## start Information given

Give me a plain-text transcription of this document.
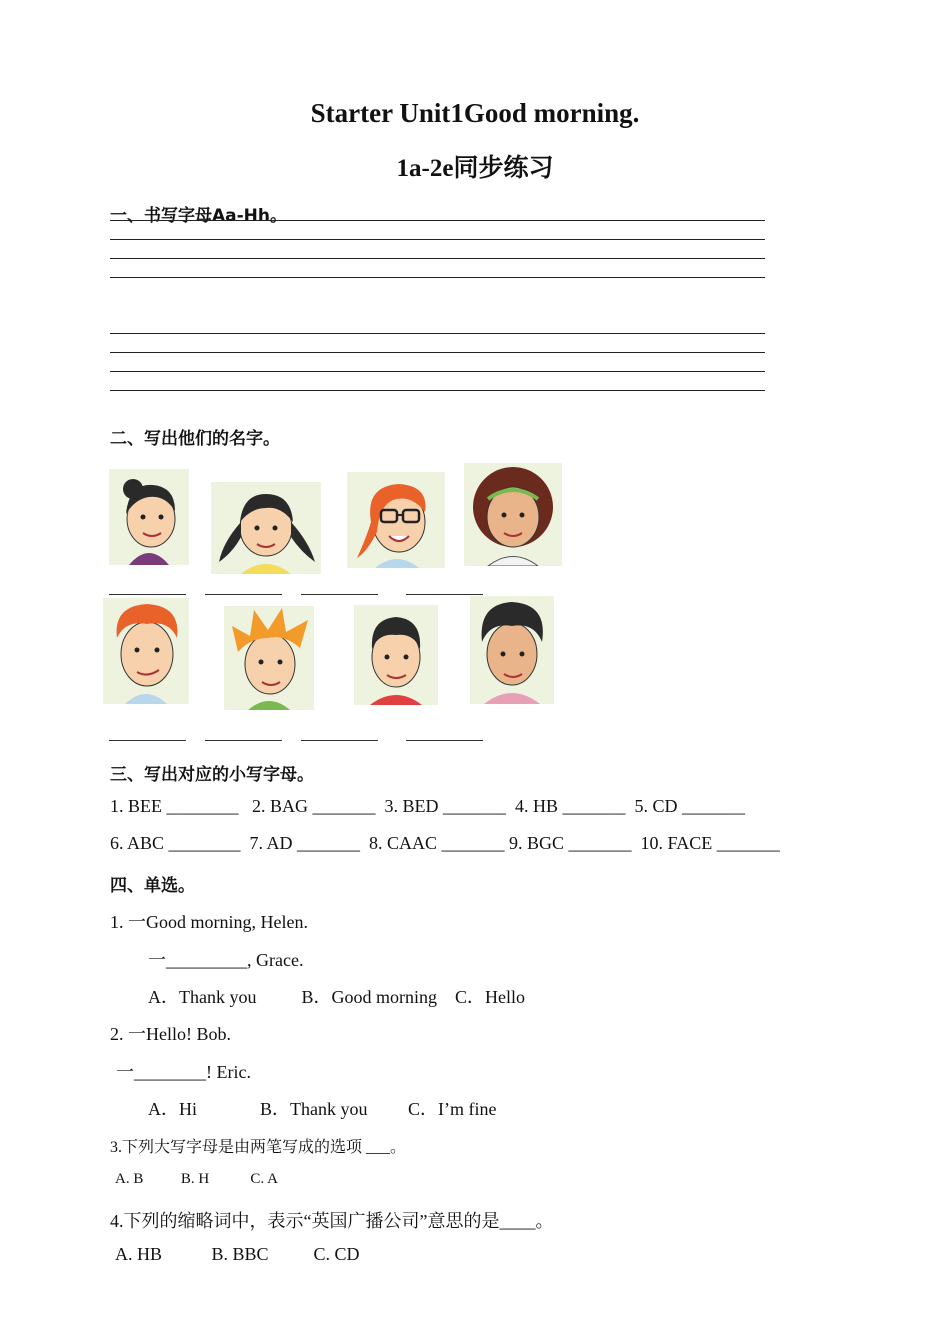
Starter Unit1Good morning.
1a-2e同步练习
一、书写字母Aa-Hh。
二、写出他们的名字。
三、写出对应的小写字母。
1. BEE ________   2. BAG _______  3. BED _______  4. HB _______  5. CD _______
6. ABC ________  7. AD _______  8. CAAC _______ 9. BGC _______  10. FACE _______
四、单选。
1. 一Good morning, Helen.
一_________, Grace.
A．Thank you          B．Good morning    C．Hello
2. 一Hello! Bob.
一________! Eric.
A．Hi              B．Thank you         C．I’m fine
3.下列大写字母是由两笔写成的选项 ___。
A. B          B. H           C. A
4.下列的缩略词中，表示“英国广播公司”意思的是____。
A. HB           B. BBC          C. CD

## end Information given

To be done: Look through the entries above and count each line holding "morning"; report the count alone.

Exercise solution: 3